BEGIN

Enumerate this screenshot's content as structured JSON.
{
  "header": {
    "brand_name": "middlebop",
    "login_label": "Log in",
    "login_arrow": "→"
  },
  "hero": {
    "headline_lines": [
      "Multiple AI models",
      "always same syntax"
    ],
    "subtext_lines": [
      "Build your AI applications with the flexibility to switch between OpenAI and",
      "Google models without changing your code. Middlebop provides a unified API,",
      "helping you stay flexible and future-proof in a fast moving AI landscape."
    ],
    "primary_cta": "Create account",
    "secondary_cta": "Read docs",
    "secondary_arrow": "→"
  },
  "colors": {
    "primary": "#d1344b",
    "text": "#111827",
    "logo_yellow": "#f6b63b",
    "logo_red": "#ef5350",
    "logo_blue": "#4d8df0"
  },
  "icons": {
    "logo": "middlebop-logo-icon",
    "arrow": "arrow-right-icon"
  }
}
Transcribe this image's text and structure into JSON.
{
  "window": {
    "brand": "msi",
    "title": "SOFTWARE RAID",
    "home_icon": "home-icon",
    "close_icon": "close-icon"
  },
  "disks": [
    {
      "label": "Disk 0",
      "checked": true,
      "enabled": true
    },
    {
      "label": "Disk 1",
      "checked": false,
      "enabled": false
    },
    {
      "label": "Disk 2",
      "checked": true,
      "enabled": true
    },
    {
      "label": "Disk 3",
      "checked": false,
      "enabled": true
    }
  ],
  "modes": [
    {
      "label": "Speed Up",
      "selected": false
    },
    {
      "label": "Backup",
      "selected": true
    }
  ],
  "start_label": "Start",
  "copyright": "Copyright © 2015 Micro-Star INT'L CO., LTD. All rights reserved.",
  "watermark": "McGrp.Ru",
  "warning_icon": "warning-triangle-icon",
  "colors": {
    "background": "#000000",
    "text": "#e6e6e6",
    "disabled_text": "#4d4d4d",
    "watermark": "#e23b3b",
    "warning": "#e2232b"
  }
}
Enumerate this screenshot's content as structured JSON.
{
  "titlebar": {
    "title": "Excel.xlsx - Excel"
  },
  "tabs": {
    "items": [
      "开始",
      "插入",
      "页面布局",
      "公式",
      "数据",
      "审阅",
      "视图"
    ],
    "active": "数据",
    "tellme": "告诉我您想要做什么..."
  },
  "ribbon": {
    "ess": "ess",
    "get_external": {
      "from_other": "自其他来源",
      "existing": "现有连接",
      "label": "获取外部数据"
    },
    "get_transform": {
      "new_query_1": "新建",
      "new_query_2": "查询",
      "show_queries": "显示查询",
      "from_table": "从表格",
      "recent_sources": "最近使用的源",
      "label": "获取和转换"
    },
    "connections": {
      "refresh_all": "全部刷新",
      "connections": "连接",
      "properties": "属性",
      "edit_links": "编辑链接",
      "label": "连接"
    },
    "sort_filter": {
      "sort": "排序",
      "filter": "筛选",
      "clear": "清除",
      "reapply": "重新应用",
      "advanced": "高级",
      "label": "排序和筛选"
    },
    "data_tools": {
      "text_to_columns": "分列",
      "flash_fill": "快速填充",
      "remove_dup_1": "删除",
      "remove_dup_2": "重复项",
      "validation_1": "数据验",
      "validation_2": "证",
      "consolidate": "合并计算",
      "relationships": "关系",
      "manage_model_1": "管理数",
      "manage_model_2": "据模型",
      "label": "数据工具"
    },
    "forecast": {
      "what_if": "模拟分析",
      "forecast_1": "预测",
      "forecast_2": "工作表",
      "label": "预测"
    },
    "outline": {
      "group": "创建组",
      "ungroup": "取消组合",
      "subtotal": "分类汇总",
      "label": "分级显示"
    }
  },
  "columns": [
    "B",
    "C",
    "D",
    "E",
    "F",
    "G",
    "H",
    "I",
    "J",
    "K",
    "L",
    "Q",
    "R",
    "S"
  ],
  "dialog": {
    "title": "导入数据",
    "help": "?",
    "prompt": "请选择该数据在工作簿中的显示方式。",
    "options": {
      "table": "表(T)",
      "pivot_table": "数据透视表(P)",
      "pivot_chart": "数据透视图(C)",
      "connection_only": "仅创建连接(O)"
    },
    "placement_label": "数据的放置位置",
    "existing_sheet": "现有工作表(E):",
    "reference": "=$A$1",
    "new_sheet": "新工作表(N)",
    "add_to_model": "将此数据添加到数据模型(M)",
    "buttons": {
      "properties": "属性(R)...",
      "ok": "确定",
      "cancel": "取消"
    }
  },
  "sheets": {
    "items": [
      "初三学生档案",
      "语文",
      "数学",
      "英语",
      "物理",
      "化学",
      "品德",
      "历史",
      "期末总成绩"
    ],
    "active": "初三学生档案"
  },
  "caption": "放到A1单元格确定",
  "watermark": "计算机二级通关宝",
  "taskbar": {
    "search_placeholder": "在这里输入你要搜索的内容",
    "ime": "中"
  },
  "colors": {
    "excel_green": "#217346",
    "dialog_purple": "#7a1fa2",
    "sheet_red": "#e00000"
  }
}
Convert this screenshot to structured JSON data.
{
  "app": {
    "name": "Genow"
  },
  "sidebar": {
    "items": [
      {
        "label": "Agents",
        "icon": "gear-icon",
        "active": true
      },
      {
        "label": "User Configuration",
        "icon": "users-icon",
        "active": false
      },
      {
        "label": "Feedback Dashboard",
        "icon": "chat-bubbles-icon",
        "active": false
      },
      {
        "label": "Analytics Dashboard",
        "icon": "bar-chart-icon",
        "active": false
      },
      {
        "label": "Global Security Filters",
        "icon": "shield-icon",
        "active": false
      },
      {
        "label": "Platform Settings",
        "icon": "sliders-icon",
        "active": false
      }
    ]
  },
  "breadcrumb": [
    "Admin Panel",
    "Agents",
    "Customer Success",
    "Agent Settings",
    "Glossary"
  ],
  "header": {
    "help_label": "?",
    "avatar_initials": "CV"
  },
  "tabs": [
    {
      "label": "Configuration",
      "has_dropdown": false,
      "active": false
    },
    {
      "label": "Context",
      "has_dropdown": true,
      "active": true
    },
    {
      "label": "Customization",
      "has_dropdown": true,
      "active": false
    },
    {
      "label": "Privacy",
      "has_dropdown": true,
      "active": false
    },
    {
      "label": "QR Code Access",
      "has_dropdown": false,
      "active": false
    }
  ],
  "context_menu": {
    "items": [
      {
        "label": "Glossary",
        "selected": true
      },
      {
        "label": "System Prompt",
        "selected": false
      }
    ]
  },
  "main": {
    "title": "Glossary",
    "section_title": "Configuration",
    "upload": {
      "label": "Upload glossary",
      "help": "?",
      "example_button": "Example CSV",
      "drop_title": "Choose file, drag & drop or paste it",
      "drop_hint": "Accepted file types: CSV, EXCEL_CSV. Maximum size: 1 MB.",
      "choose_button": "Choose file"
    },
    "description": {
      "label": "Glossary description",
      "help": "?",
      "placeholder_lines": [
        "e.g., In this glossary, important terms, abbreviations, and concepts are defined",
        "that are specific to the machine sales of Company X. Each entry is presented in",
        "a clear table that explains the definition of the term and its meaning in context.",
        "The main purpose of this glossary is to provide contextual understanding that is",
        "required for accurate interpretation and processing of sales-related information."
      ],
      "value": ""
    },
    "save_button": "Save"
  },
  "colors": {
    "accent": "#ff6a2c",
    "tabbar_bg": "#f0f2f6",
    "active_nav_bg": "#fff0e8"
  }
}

END

> Exercise description: Write down all the entries again without a single difference.

> Task result:
Enumerate this screenshot's content as structured JSON.
{
  "header": {
    "brand_name": "middlebop",
    "login_label": "Log in",
    "login_arrow": "→"
  },
  "hero": {
    "headline_lines": [
      "Multiple AI models",
      "always same syntax"
    ],
    "subtext_lines": [
      "Build your AI applications with the flexibility to switch between OpenAI and",
      "Google models without changing your code. Middlebop provides a unified API,",
      "helping you stay flexible and future-proof in a fast moving AI landscape."
    ],
    "primary_cta": "Create account",
    "secondary_cta": "Read docs",
    "secondary_arrow": "→"
  },
  "colors": {
    "primary": "#d1344b",
    "text": "#111827",
    "logo_yellow": "#f6b63b",
    "logo_red": "#ef5350",
    "logo_blue": "#4d8df0"
  },
  "icons": {
    "logo": "middlebop-logo-icon",
    "arrow": "arrow-right-icon"
  }
}
Transcribe this image's text and structure into JSON.
{
  "window": {
    "brand": "msi",
    "title": "SOFTWARE RAID",
    "home_icon": "home-icon",
    "close_icon": "close-icon"
  },
  "disks": [
    {
      "label": "Disk 0",
      "checked": true,
      "enabled": true
    },
    {
      "label": "Disk 1",
      "checked": false,
      "enabled": false
    },
    {
      "label": "Disk 2",
      "checked": true,
      "enabled": true
    },
    {
      "label": "Disk 3",
      "checked": false,
      "enabled": true
    }
  ],
  "modes": [
    {
      "label": "Speed Up",
      "selected": false
    },
    {
      "label": "Backup",
      "selected": true
    }
  ],
  "start_label": "Start",
  "copyright": "Copyright © 2015 Micro-Star INT'L CO., LTD. All rights reserved.",
  "watermark": "McGrp.Ru",
  "warning_icon": "warning-triangle-icon",
  "colors": {
    "background": "#000000",
    "text": "#e6e6e6",
    "disabled_text": "#4d4d4d",
    "watermark": "#e23b3b",
    "warning": "#e2232b"
  }
}
Enumerate this screenshot's content as structured JSON.
{
  "titlebar": {
    "title": "Excel.xlsx - Excel"
  },
  "tabs": {
    "items": [
      "开始",
      "插入",
      "页面布局",
      "公式",
      "数据",
      "审阅",
      "视图"
    ],
    "active": "数据",
    "tellme": "告诉我您想要做什么..."
  },
  "ribbon": {
    "ess": "ess",
    "get_external": {
      "from_other": "自其他来源",
      "existing": "现有连接",
      "label": "获取外部数据"
    },
    "get_transform": {
      "new_query_1": "新建",
      "new_query_2": "查询",
      "show_queries": "显示查询",
      "from_table": "从表格",
      "recent_sources": "最近使用的源",
      "label": "获取和转换"
    },
    "connections": {
      "refresh_all": "全部刷新",
      "connections": "连接",
      "properties": "属性",
      "edit_links": "编辑链接",
      "label": "连接"
    },
    "sort_filter": {
      "sort": "排序",
      "filter": "筛选",
      "clear": "清除",
      "reapply": "重新应用",
      "advanced": "高级",
      "label": "排序和筛选"
    },
    "data_tools": {
      "text_to_columns": "分列",
      "flash_fill": "快速填充",
      "remove_dup_1": "删除",
      "remove_dup_2": "重复项",
      "validation_1": "数据验",
      "validation_2": "证",
      "consolidate": "合并计算",
      "relationships": "关系",
      "manage_model_1": "管理数",
      "manage_model_2": "据模型",
      "label": "数据工具"
    },
    "forecast": {
      "what_if": "模拟分析",
      "forecast_1": "预测",
      "forecast_2": "工作表",
      "label": "预测"
    },
    "outline": {
      "group": "创建组",
      "ungroup": "取消组合",
      "subtotal": "分类汇总",
      "label": "分级显示"
    }
  },
  "columns": [
    "B",
    "C",
    "D",
    "E",
    "F",
    "G",
    "H",
    "I",
    "J",
    "K",
    "L",
    "Q",
    "R",
    "S"
  ],
  "dialog": {
    "title": "导入数据",
    "help": "?",
    "prompt": "请选择该数据在工作簿中的显示方式。",
    "options": {
      "table": "表(T)",
      "pivot_table": "数据透视表(P)",
      "pivot_chart": "数据透视图(C)",
      "connection_only": "仅创建连接(O)"
    },
    "placement_label": "数据的放置位置",
    "existing_sheet": "现有工作表(E):",
    "reference": "=$A$1",
    "new_sheet": "新工作表(N)",
    "add_to_model": "将此数据添加到数据模型(M)",
    "buttons": {
      "properties": "属性(R)...",
      "ok": "确定",
      "cancel": "取消"
    }
  },
  "sheets": {
    "items": [
      "初三学生档案",
      "语文",
      "数学",
      "英语",
      "物理",
      "化学",
      "品德",
      "历史",
      "期末总成绩"
    ],
    "active": "初三学生档案"
  },
  "caption": "放到A1单元格确定",
  "watermark": "计算机二级通关宝",
  "taskbar": {
    "search_placeholder": "在这里输入你要搜索的内容",
    "ime": "中"
  },
  "colors": {
    "excel_green": "#217346",
    "dialog_purple": "#7a1fa2",
    "sheet_red": "#e00000"
  }
}
Convert this screenshot to structured JSON data.
{
  "app": {
    "name": "Genow"
  },
  "sidebar": {
    "items": [
      {
        "label": "Agents",
        "icon": "gear-icon",
        "active": true
      },
      {
        "label": "User Configuration",
        "icon": "users-icon",
        "active": false
      },
      {
        "label": "Feedback Dashboard",
        "icon": "chat-bubbles-icon",
        "active": false
      },
      {
        "label": "Analytics Dashboard",
        "icon": "bar-chart-icon",
        "active": false
      },
      {
        "label": "Global Security Filters",
        "icon": "shield-icon",
        "active": false
      },
      {
        "label": "Platform Settings",
        "icon": "sliders-icon",
        "active": false
      }
    ]
  },
  "breadcrumb": [
    "Admin Panel",
    "Agents",
    "Customer Success",
    "Agent Settings",
    "Glossary"
  ],
  "header": {
    "help_label": "?",
    "avatar_initials": "CV"
  },
  "tabs": [
    {
      "label": "Configuration",
      "has_dropdown": false,
      "active": false
    },
    {
      "label": "Context",
      "has_dropdown": true,
      "active": true
    },
    {
      "label": "Customization",
      "has_dropdown": true,
      "active": false
    },
    {
      "label": "Privacy",
      "has_dropdown": true,
      "active": false
    },
    {
      "label": "QR Code Access",
      "has_dropdown": false,
      "active": false
    }
  ],
  "context_menu": {
    "items": [
      {
        "label": "Glossary",
        "selected": true
      },
      {
        "label": "System Prompt",
        "selected": false
      }
    ]
  },
  "main": {
    "title": "Glossary",
    "section_title": "Configuration",
    "upload": {
      "label": "Upload glossary",
      "help": "?",
      "example_button": "Example CSV",
      "drop_title": "Choose file, drag & drop or paste it",
      "drop_hint": "Accepted file types: CSV, EXCEL_CSV. Maximum size: 1 MB.",
      "choose_button": "Choose file"
    },
    "description": {
      "label": "Glossary description",
      "help": "?",
      "placeholder_lines": [
        "e.g., In this glossary, important terms, abbreviations, and concepts are defined",
        "that are specific to the machine sales of Company X. Each entry is presented in",
        "a clear table that explains the definition of the term and its meaning in context.",
        "The main purpose of this glossary is to provide contextual understanding that is",
        "required for accurate interpretation and processing of sales-related information."
      ],
      "value": ""
    },
    "save_button": "Save"
  },
  "colors": {
    "accent": "#ff6a2c",
    "tabbar_bg": "#f0f2f6",
    "active_nav_bg": "#fff0e8"
  }
}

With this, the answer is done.